[Data excerpts]
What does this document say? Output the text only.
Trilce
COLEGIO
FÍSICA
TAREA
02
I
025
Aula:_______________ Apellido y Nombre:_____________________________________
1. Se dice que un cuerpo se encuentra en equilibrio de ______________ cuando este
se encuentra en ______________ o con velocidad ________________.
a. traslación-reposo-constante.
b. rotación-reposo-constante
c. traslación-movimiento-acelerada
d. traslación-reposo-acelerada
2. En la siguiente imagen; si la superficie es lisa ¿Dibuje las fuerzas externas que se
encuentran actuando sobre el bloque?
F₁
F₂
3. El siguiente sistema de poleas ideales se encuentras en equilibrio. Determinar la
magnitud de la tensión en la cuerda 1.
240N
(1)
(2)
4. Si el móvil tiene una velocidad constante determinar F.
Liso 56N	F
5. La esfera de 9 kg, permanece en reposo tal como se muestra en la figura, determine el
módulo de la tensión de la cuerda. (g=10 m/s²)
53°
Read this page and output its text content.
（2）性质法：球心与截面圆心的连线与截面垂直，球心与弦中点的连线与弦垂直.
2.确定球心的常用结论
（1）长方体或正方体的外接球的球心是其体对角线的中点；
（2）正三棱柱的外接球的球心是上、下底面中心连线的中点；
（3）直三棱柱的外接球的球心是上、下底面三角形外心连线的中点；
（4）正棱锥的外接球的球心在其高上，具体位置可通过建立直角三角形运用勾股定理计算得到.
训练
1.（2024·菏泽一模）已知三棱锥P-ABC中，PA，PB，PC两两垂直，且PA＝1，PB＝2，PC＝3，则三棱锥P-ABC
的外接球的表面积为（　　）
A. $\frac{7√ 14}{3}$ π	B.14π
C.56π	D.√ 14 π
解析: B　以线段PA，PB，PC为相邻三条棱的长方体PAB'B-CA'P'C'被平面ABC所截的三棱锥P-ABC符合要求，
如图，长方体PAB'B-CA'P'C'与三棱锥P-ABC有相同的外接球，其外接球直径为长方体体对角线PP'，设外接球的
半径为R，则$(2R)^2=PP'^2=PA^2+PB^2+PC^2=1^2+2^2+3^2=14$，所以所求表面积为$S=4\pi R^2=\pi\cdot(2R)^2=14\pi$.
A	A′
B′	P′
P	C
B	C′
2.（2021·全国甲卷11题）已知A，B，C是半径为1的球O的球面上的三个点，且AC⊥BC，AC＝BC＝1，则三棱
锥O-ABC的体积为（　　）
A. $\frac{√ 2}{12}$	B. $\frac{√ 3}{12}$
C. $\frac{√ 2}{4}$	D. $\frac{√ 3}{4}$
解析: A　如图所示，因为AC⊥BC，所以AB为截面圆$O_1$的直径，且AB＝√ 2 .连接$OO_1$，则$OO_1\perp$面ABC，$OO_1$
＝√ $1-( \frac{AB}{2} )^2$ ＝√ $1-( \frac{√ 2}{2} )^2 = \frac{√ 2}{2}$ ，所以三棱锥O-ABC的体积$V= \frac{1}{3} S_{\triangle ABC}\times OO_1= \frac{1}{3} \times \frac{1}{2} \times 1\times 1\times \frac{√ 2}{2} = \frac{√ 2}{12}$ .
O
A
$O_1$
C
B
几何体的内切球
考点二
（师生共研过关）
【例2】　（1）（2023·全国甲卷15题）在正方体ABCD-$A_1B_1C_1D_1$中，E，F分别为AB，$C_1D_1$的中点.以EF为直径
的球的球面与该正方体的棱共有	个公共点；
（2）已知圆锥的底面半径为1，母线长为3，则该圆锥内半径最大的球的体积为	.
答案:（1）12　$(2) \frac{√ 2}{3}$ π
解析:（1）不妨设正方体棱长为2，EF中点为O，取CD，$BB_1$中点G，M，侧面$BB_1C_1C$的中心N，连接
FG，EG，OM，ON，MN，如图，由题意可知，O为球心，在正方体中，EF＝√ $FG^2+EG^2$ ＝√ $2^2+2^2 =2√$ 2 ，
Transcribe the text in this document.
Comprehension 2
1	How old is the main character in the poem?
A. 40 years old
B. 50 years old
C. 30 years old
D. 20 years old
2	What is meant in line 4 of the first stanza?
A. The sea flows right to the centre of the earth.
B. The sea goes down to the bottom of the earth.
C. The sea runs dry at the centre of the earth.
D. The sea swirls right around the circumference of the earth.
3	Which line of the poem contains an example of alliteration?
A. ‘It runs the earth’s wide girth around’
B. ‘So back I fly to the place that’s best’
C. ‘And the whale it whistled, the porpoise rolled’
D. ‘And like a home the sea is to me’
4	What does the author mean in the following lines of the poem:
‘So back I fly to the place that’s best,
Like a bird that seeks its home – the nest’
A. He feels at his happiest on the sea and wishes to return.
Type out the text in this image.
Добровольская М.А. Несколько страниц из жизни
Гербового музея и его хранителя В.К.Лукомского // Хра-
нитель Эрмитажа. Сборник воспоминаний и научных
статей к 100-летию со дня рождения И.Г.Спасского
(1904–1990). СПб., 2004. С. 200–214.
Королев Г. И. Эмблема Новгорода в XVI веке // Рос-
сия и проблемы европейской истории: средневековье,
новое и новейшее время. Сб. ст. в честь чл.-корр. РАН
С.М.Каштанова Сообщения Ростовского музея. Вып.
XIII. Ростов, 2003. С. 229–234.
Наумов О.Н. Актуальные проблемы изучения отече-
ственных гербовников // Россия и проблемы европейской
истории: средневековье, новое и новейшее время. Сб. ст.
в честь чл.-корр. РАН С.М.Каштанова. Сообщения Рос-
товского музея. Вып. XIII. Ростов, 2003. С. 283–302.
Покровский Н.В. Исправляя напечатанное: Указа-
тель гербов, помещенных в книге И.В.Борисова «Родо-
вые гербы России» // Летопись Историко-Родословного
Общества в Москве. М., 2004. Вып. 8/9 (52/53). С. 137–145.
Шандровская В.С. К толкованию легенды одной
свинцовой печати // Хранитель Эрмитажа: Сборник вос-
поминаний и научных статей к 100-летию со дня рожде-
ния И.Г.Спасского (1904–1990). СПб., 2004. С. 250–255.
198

### Task objective
Copy every line above in which the string "Сборник" shows up.

### Task answer
нитель Эрмитажа. Сборник воспоминаний и научных
свинцовой печати // Хранитель Эрмитажа: Сборник вос-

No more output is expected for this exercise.